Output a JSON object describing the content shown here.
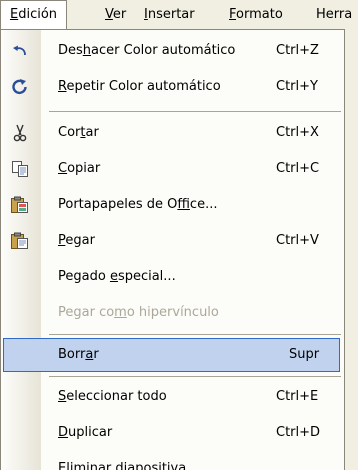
{
  "menubar": {
    "items": [
      {
        "pre": "",
        "acc": "E",
        "post": "dición",
        "active": true
      },
      {
        "pre": "",
        "acc": "V",
        "post": "er",
        "active": false
      },
      {
        "pre": "",
        "acc": "I",
        "post": "nsertar",
        "active": false
      },
      {
        "pre": "",
        "acc": "F",
        "post": "ormato",
        "active": false
      },
      {
        "pre": "",
        "acc": "",
        "post": "Herra",
        "active": false
      }
    ]
  },
  "menu": {
    "items": [
      {
        "pre": "Des",
        "acc": "h",
        "post": "acer Color automático",
        "shortcut": "Ctrl+Z",
        "icon": "undo-icon"
      },
      {
        "pre": "",
        "acc": "R",
        "post": "epetir Color automático",
        "shortcut": "Ctrl+Y",
        "icon": "redo-icon"
      },
      {
        "pre": "Cor",
        "acc": "t",
        "post": "ar",
        "shortcut": "Ctrl+X",
        "icon": "scissors-icon"
      },
      {
        "pre": "",
        "acc": "C",
        "post": "opiar",
        "shortcut": "Ctrl+C",
        "icon": "copy-icon"
      },
      {
        "pre": "Portapapeles de O",
        "acc": "f",
        "post": "fice...",
        "shortcut": "",
        "icon": "office-clipboard-icon"
      },
      {
        "pre": "",
        "acc": "P",
        "post": "egar",
        "shortcut": "Ctrl+V",
        "icon": "paste-icon"
      },
      {
        "pre": "Pegado ",
        "acc": "e",
        "post": "special...",
        "shortcut": "",
        "icon": ""
      },
      {
        "pre": "Pegar co",
        "acc": "m",
        "post": "o hipervínculo",
        "shortcut": "",
        "icon": ""
      },
      {
        "pre": "Borr",
        "acc": "a",
        "post": "r",
        "shortcut": "Supr",
        "icon": ""
      },
      {
        "pre": "",
        "acc": "S",
        "post": "eleccionar todo",
        "shortcut": "Ctrl+E",
        "icon": ""
      },
      {
        "pre": "",
        "acc": "D",
        "post": "uplicar",
        "shortcut": "Ctrl+D",
        "icon": ""
      },
      {
        "pre": "E",
        "acc": "l",
        "post": "iminar diapositiva",
        "shortcut": "",
        "icon": ""
      }
    ]
  },
  "colors": {
    "highlight": "#c1d2ee",
    "highlight_border": "#316ac5",
    "disabled_text": "#aca899"
  }
}
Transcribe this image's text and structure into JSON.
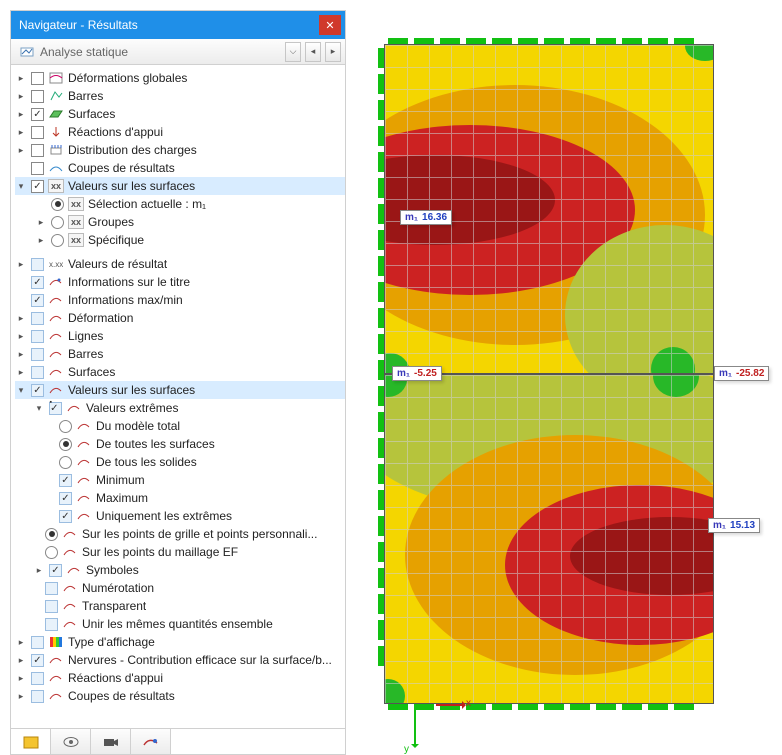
{
  "window": {
    "title": "Navigateur - Résultats"
  },
  "toolbar": {
    "mode": "Analyse statique"
  },
  "annotations": {
    "top_max": {
      "label": "m₁",
      "value": "16.36"
    },
    "mid_left": {
      "label": "m₁",
      "value": "-5.25"
    },
    "mid_right": {
      "label": "m₁",
      "value": "-25.82"
    },
    "bot_max": {
      "label": "m₁",
      "value": "15.13"
    },
    "axis_x": "x",
    "axis_y": "y"
  },
  "tree": {
    "block1": [
      {
        "label": "Déformations globales"
      },
      {
        "label": "Barres"
      },
      {
        "label": "Surfaces"
      },
      {
        "label": "Réactions d'appui"
      },
      {
        "label": "Distribution des charges"
      },
      {
        "label": "Coupes de résultats"
      }
    ],
    "values_surfaces_group": {
      "label": "Valeurs sur les surfaces",
      "children": {
        "selection": "Sélection actuelle : m₁",
        "groupes": "Groupes",
        "specifique": "Spécifique"
      }
    },
    "block2": [
      "Valeurs de résultat",
      "Informations sur le titre",
      "Informations max/min",
      "Déformation",
      "Lignes",
      "Barres",
      "Surfaces"
    ],
    "vs2": {
      "label": "Valeurs sur les surfaces",
      "extremes": {
        "label": "Valeurs extrêmes",
        "opts": [
          "Du modèle total",
          "De toutes les surfaces",
          "De tous les solides"
        ],
        "chks": [
          "Minimum",
          "Maximum",
          "Uniquement les extrêmes"
        ]
      },
      "radios": [
        "Sur les points de grille et points personnali...",
        "Sur les points du maillage EF"
      ],
      "tail": [
        "Symboles",
        "Numérotation",
        "Transparent",
        "Unir les mêmes quantités ensemble"
      ]
    },
    "block3": [
      "Type d'affichage",
      "Nervures - Contribution efficace sur la surface/b...",
      "Réactions d'appui",
      "Coupes de résultats"
    ]
  }
}
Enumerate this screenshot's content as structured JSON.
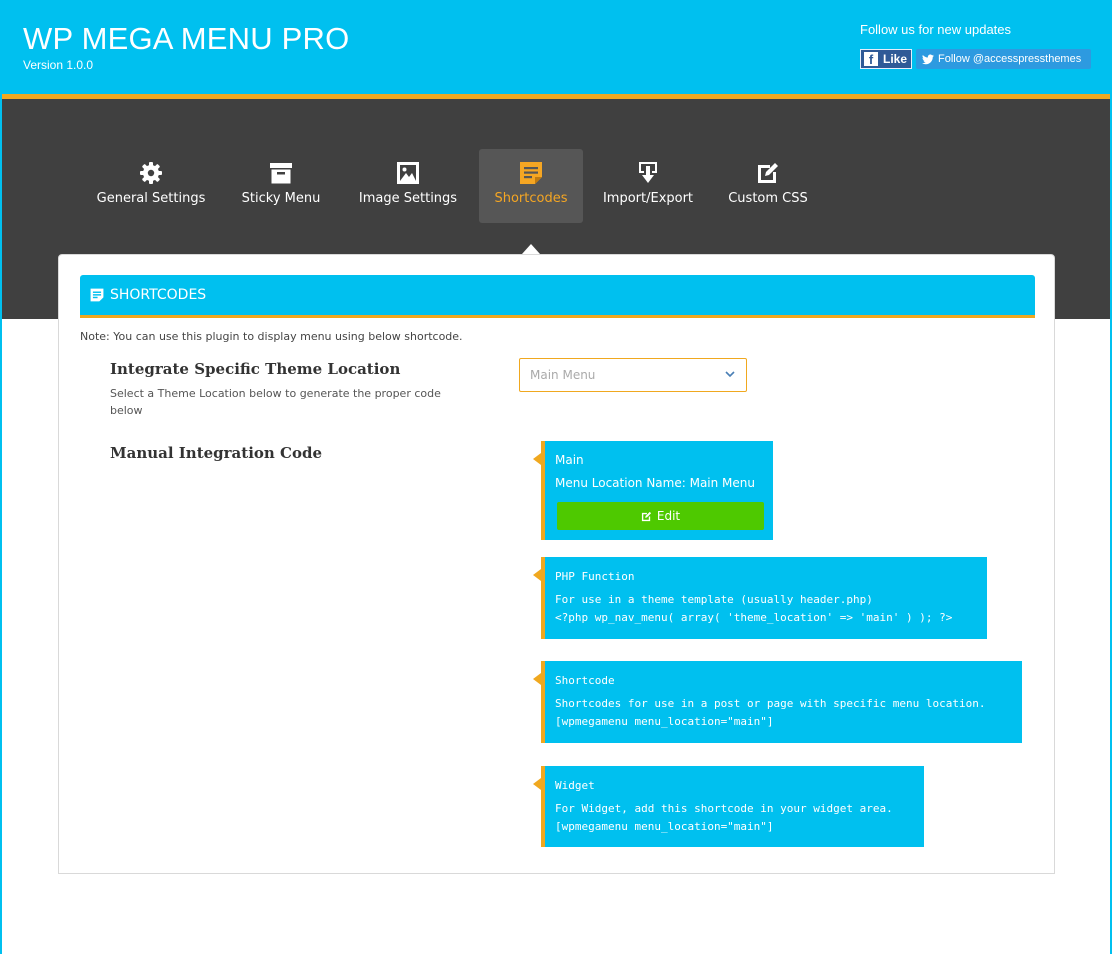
{
  "header": {
    "title": "WP MEGA MENU PRO",
    "version": "Version 1.0.0",
    "follow_text": "Follow us for new updates",
    "fb_like_label": "Like",
    "twitter_follow_label": "Follow @accesspressthemes"
  },
  "tabs": [
    {
      "label": "General Settings",
      "icon": "gear-icon"
    },
    {
      "label": "Sticky Menu",
      "icon": "archive-icon"
    },
    {
      "label": "Image Settings",
      "icon": "image-icon"
    },
    {
      "label": "Shortcodes",
      "icon": "shortcode-icon",
      "active": true
    },
    {
      "label": "Import/Export",
      "icon": "import-export-icon"
    },
    {
      "label": "Custom CSS",
      "icon": "edit-css-icon"
    }
  ],
  "section": {
    "title": "SHORTCODES",
    "note": "Note: You can use this plugin to display menu using below shortcode.",
    "location_heading": "Integrate Specific Theme Location",
    "location_desc": "Select a Theme Location below to generate the proper code below",
    "location_select_value": "Main Menu",
    "manual_heading": "Manual Integration Code"
  },
  "main_box": {
    "name": "Main",
    "location_label": "Menu Location Name: Main Menu",
    "edit_label": "Edit"
  },
  "code_boxes": {
    "php": {
      "title": "PHP Function",
      "desc": "For use in a theme template (usually header.php)",
      "code": "<?php wp_nav_menu( array( 'theme_location' => 'main' ) ); ?>"
    },
    "shortcode": {
      "title": "Shortcode",
      "desc": "Shortcodes for use in a post or page with specific menu location.",
      "code": "[wpmegamenu menu_location=\"main\"]"
    },
    "widget": {
      "title": "Widget",
      "desc": "For Widget, add this shortcode in your widget area.",
      "code": "[wpmegamenu menu_location=\"main\"]"
    }
  },
  "colors": {
    "primary": "#00c0ef",
    "accent": "#f0a81f",
    "nav_bg": "#404040",
    "edit_green": "#4ec900"
  }
}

______

== What is being asked ==
Pull out all lines containing "Follow".

== Written answer ==
    "follow_text": "Follow us for new updates",
    "twitter_follow_label": "Follow @accesspressthemes"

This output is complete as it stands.